◆ Job
Wherever a line holds the string "first", copy that line.
+++ Data listing
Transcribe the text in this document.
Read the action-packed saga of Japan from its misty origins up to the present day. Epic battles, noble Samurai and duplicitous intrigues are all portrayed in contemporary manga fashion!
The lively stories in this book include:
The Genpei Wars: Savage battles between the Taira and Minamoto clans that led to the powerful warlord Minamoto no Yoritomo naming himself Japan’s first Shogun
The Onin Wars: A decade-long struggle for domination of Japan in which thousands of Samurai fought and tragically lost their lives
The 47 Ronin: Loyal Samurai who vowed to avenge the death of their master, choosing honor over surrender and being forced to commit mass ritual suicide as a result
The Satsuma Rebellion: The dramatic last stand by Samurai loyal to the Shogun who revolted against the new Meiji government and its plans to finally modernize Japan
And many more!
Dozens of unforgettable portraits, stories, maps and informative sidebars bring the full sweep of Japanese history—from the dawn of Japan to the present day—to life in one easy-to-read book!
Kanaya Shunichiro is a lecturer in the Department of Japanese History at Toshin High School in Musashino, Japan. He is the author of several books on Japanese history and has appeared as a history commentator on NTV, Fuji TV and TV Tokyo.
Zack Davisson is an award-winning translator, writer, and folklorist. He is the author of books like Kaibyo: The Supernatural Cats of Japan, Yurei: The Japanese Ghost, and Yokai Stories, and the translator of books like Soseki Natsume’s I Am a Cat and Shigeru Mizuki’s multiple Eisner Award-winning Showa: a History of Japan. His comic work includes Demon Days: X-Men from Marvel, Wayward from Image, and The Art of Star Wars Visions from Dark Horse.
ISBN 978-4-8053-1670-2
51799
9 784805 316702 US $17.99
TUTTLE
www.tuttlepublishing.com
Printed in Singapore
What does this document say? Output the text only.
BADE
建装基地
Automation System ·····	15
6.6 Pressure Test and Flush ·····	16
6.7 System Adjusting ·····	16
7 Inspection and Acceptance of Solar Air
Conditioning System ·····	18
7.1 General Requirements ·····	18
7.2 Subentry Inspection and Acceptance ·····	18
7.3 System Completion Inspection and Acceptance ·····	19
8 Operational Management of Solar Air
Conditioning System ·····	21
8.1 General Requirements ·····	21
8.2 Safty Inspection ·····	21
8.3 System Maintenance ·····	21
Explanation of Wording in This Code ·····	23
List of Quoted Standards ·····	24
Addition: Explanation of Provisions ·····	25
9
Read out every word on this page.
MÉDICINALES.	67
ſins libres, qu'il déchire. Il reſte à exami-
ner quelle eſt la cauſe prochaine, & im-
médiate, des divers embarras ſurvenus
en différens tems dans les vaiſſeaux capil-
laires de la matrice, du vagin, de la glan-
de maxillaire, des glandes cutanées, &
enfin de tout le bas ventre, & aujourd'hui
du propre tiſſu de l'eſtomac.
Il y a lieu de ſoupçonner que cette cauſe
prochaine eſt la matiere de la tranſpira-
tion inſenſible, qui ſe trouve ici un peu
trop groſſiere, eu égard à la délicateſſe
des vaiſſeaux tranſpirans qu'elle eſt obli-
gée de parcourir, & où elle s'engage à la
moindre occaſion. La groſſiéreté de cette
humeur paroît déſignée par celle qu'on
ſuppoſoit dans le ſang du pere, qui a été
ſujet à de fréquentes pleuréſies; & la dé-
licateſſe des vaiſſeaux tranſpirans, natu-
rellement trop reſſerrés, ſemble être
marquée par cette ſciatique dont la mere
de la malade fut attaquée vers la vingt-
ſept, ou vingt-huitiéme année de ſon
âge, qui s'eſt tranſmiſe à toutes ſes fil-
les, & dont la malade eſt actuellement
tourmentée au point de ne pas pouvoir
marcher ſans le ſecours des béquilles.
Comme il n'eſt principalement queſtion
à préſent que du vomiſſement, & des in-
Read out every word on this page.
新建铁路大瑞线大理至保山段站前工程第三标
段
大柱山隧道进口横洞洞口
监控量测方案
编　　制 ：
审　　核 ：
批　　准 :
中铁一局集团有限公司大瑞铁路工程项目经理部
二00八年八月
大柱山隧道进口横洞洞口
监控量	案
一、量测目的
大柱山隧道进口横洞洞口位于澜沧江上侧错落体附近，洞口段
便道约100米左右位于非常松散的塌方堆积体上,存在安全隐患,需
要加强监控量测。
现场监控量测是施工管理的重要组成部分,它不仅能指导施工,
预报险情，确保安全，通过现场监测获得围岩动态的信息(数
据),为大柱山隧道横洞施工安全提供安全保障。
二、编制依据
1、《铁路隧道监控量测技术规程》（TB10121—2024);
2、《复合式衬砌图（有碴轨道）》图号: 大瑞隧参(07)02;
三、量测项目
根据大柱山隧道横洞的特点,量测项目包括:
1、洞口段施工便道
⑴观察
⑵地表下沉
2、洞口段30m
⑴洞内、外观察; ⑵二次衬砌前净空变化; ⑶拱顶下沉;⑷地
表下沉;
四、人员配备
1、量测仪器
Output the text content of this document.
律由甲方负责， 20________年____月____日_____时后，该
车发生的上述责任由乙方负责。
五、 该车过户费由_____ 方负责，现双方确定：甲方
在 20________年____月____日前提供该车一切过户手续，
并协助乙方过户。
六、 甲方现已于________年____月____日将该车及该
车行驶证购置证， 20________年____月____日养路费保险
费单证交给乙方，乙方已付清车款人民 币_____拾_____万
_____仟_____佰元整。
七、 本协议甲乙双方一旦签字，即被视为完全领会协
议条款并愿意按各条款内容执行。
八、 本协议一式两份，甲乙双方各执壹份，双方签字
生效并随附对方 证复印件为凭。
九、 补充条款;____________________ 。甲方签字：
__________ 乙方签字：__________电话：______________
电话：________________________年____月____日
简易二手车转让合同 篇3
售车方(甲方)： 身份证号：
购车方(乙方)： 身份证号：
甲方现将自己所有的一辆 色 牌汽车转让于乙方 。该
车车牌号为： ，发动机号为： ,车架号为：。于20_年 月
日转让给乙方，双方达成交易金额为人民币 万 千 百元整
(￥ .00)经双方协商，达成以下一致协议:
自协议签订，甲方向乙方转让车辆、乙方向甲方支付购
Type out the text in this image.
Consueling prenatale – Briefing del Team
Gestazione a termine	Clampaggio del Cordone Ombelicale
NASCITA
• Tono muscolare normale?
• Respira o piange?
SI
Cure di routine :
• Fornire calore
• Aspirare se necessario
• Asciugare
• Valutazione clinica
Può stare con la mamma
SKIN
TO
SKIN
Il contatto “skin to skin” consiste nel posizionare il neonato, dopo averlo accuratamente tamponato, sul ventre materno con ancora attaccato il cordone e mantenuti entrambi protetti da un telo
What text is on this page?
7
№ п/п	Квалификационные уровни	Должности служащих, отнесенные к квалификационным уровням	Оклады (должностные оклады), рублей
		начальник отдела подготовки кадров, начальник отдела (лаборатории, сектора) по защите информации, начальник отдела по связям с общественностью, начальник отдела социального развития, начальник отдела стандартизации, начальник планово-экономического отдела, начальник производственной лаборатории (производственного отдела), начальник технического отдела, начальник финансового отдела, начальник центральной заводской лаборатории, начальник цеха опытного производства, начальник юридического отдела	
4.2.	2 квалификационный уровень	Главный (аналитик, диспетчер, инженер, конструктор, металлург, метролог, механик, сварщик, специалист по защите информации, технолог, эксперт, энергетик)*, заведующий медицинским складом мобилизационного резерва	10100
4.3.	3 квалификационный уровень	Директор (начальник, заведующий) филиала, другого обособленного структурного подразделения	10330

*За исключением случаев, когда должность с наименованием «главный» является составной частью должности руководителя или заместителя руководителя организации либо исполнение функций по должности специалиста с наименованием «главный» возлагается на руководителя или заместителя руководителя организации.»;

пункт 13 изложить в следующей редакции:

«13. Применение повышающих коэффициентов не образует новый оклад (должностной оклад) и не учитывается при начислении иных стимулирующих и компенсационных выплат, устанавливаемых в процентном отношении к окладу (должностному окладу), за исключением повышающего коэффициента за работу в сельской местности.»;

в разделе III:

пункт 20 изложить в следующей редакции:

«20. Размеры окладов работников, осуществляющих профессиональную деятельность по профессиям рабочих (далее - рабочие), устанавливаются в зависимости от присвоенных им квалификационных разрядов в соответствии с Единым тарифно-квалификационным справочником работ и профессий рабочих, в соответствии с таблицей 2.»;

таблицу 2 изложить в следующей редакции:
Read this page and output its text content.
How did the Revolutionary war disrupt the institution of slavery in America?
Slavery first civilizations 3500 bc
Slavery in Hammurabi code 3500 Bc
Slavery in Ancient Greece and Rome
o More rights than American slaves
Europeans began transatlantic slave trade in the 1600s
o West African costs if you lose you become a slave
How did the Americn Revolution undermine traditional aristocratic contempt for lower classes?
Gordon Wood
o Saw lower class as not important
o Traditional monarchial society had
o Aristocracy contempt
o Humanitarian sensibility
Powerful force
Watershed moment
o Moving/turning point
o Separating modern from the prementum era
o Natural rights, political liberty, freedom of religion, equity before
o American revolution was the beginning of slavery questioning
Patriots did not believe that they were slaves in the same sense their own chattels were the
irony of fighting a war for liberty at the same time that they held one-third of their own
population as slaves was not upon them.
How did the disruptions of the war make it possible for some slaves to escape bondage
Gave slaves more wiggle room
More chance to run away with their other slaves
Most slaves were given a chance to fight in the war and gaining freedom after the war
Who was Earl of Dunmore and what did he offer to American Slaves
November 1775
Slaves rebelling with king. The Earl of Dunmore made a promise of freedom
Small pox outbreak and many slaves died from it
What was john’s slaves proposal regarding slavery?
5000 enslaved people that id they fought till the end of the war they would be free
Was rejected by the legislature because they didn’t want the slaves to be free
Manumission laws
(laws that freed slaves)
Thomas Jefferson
++++++
◆ Solution to this problem
The Genpei Wars: Savage battles between the Taira and Minamoto clans that led to the powerful warlord Minamoto no Yoritomo naming himself Japan’s first Shogun
Slavery first civilizations 3500 bc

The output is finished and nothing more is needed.